:: INFORMATION SHOWN ::

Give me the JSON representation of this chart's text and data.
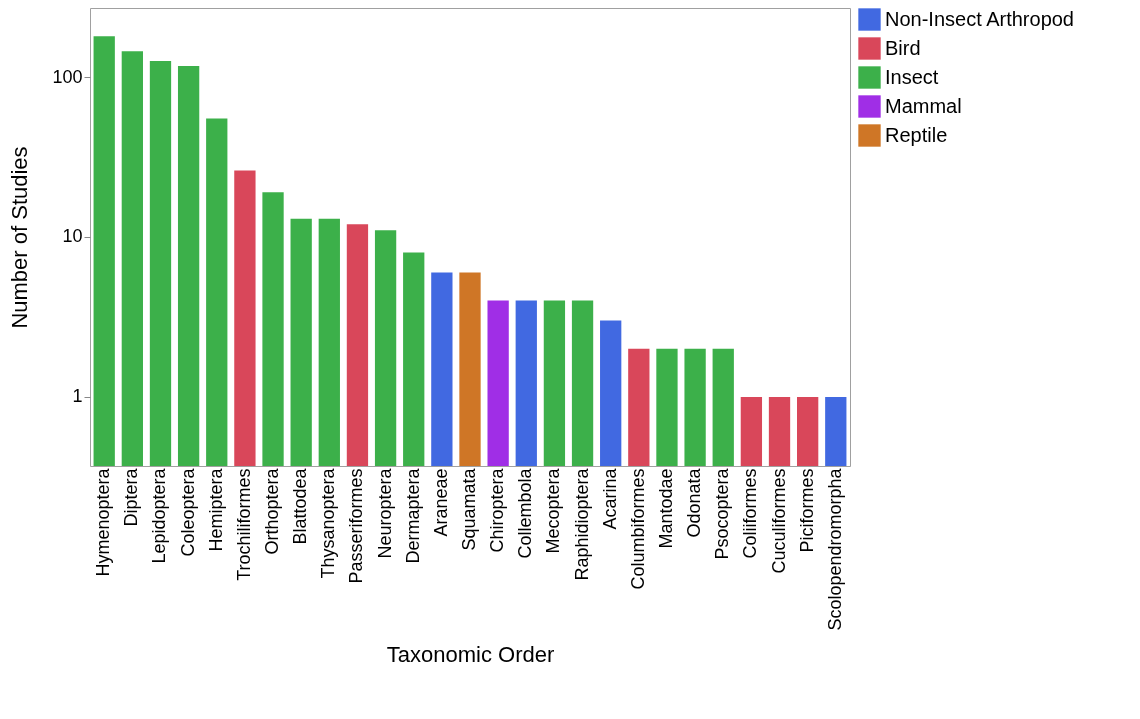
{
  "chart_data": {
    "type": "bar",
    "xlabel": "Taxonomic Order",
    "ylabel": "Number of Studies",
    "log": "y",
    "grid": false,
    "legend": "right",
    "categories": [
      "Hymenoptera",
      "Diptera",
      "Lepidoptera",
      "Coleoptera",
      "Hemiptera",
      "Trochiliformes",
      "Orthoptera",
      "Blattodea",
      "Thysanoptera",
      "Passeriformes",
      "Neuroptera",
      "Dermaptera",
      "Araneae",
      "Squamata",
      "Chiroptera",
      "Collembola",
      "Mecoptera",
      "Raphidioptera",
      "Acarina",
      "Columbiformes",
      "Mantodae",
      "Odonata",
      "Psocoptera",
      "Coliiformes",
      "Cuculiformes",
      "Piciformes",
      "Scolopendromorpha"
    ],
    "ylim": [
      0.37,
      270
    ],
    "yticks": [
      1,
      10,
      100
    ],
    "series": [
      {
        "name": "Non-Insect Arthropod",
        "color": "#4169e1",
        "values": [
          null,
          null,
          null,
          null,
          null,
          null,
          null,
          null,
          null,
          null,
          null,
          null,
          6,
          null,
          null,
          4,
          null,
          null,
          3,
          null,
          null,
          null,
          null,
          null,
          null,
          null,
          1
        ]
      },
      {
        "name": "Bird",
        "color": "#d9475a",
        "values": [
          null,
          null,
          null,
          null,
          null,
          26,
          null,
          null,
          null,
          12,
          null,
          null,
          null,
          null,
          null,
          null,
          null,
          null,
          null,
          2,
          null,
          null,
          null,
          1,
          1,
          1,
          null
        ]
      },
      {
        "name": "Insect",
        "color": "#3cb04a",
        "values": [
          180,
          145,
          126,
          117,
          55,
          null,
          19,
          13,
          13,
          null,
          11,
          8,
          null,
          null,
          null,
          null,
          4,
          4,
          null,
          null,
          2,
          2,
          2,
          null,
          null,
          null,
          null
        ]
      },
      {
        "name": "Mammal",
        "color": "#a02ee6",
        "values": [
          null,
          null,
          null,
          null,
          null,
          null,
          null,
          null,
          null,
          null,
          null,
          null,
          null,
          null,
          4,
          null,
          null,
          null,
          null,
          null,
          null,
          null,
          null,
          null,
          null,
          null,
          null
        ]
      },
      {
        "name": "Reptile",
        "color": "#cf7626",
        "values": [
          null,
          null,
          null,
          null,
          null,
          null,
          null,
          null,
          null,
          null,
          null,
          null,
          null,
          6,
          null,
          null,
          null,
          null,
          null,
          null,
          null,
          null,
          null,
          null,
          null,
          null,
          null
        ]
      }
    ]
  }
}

:: TASK PROMPT ::
Copy out all the data without changing anything, and drop the pictures.

:: EXERCISE SOLUTION ::
Give me the JSON representation of this chart's text and data.
{
  "chart_data": {
    "type": "bar",
    "xlabel": "Taxonomic Order",
    "ylabel": "Number of Studies",
    "log": "y",
    "grid": false,
    "legend": "right",
    "categories": [
      "Hymenoptera",
      "Diptera",
      "Lepidoptera",
      "Coleoptera",
      "Hemiptera",
      "Trochiliformes",
      "Orthoptera",
      "Blattodea",
      "Thysanoptera",
      "Passeriformes",
      "Neuroptera",
      "Dermaptera",
      "Araneae",
      "Squamata",
      "Chiroptera",
      "Collembola",
      "Mecoptera",
      "Raphidioptera",
      "Acarina",
      "Columbiformes",
      "Mantodae",
      "Odonata",
      "Psocoptera",
      "Coliiformes",
      "Cuculiformes",
      "Piciformes",
      "Scolopendromorpha"
    ],
    "ylim": [
      0.37,
      270
    ],
    "yticks": [
      1,
      10,
      100
    ],
    "series": [
      {
        "name": "Non-Insect Arthropod",
        "color": "#4169e1",
        "values": [
          null,
          null,
          null,
          null,
          null,
          null,
          null,
          null,
          null,
          null,
          null,
          null,
          6,
          null,
          null,
          4,
          null,
          null,
          3,
          null,
          null,
          null,
          null,
          null,
          null,
          null,
          1
        ]
      },
      {
        "name": "Bird",
        "color": "#d9475a",
        "values": [
          null,
          null,
          null,
          null,
          null,
          26,
          null,
          null,
          null,
          12,
          null,
          null,
          null,
          null,
          null,
          null,
          null,
          null,
          null,
          2,
          null,
          null,
          null,
          1,
          1,
          1,
          null
        ]
      },
      {
        "name": "Insect",
        "color": "#3cb04a",
        "values": [
          180,
          145,
          126,
          117,
          55,
          null,
          19,
          13,
          13,
          null,
          11,
          8,
          null,
          null,
          null,
          null,
          4,
          4,
          null,
          null,
          2,
          2,
          2,
          null,
          null,
          null,
          null
        ]
      },
      {
        "name": "Mammal",
        "color": "#a02ee6",
        "values": [
          null,
          null,
          null,
          null,
          null,
          null,
          null,
          null,
          null,
          null,
          null,
          null,
          null,
          null,
          4,
          null,
          null,
          null,
          null,
          null,
          null,
          null,
          null,
          null,
          null,
          null,
          null
        ]
      },
      {
        "name": "Reptile",
        "color": "#cf7626",
        "values": [
          null,
          null,
          null,
          null,
          null,
          null,
          null,
          null,
          null,
          null,
          null,
          null,
          null,
          6,
          null,
          null,
          null,
          null,
          null,
          null,
          null,
          null,
          null,
          null,
          null,
          null,
          null
        ]
      }
    ]
  }
}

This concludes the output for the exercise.